### WHAT YOU SHOULD DO
Please display, copied in full, each line of the records below that contains the word "sensor".

--- start DATA LISTING ---

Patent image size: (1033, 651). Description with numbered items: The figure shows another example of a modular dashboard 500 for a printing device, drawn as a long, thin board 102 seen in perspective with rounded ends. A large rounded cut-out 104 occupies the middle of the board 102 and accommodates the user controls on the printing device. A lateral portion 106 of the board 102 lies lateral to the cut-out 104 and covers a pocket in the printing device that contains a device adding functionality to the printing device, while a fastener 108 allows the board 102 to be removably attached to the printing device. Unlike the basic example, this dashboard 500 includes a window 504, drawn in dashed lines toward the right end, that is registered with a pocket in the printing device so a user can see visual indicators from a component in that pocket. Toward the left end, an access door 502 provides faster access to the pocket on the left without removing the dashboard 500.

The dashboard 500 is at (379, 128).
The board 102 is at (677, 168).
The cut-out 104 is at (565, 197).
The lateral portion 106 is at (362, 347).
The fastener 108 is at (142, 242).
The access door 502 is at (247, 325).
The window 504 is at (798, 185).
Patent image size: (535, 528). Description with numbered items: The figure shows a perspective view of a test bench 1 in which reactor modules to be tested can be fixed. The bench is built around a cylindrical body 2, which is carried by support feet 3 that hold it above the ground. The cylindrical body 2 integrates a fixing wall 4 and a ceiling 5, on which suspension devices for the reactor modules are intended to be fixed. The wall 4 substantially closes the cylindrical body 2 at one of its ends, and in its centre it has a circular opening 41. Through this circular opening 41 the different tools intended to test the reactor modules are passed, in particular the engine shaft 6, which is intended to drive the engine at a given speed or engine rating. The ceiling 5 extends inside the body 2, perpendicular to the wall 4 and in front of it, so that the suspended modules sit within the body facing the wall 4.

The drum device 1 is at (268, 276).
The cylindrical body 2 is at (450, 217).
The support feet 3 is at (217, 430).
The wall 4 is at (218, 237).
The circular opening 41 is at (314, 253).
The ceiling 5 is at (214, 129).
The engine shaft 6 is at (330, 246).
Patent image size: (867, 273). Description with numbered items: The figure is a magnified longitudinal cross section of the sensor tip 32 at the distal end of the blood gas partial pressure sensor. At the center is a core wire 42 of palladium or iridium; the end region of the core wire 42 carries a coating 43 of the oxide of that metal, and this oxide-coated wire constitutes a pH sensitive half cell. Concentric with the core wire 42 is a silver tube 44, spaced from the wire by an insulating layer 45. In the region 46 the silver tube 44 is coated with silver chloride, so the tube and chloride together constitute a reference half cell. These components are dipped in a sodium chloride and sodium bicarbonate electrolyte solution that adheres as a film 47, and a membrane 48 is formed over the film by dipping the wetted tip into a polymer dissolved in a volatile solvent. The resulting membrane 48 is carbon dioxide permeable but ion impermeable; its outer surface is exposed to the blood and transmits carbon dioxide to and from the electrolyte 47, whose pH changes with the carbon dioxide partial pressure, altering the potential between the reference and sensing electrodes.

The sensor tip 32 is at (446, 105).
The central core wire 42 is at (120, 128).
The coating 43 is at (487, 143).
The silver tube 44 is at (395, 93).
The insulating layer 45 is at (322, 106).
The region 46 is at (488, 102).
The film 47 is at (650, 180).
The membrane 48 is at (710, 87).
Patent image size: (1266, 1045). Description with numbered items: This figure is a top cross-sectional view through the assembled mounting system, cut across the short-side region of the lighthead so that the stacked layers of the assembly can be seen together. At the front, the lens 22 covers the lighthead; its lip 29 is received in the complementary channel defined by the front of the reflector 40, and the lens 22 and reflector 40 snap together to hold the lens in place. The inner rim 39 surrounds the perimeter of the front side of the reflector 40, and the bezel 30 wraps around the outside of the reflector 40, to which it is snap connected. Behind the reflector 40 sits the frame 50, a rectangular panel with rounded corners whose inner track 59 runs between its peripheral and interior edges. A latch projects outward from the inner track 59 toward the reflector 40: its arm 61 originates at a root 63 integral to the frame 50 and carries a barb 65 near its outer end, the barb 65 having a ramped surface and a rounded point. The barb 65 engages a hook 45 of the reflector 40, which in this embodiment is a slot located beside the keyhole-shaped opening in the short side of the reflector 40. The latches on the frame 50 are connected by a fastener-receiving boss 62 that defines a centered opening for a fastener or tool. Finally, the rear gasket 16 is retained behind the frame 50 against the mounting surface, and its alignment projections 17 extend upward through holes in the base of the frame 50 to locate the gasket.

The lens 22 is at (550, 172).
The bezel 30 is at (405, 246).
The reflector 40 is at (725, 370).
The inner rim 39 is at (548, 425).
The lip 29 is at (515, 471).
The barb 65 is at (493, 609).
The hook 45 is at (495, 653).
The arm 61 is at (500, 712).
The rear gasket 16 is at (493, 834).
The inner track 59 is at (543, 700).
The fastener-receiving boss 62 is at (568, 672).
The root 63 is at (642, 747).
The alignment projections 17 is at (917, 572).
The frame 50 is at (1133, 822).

--- end DATA LISTING ---

### OUTPUT FOR THIS EXERCISE
Patent image size: (867, 273). Description with numbered items: The figure is a magnified longitudinal cross section of the sensor tip 32 at the distal end of the blood gas partial pressure sensor. At the center is a core wire 42 of palladium or iridium; the end region of the core wire 42 carries a coating 43 of the oxide of that metal, and this oxide-coated wire constitutes a pH sensitive half cell. Concentric with the core wire 42 is a silver tube 44, spaced from the wire by an insulating layer 45. In the region 46 the silver tube 44 is coated with silver chloride, so the tube and chloride together constitute a reference half cell. These components are dipped in a sodium chloride and sodium bicarbonate electrolyte solution that adheres as a film 47, and a membrane 48 is formed over the film by dipping the wetted tip into a polymer dissolved in a volatile solvent. The resulting membrane 48 is carbon dioxide permeable but ion impermeable; its outer surface is exposed to the blood and transmits carbon dioxide to and from the electrolyte 47, whose pH changes with the carbon dioxide partial pressure, altering the potential between the reference and sensing electrodes.
The sensor tip 32 is at (446, 105).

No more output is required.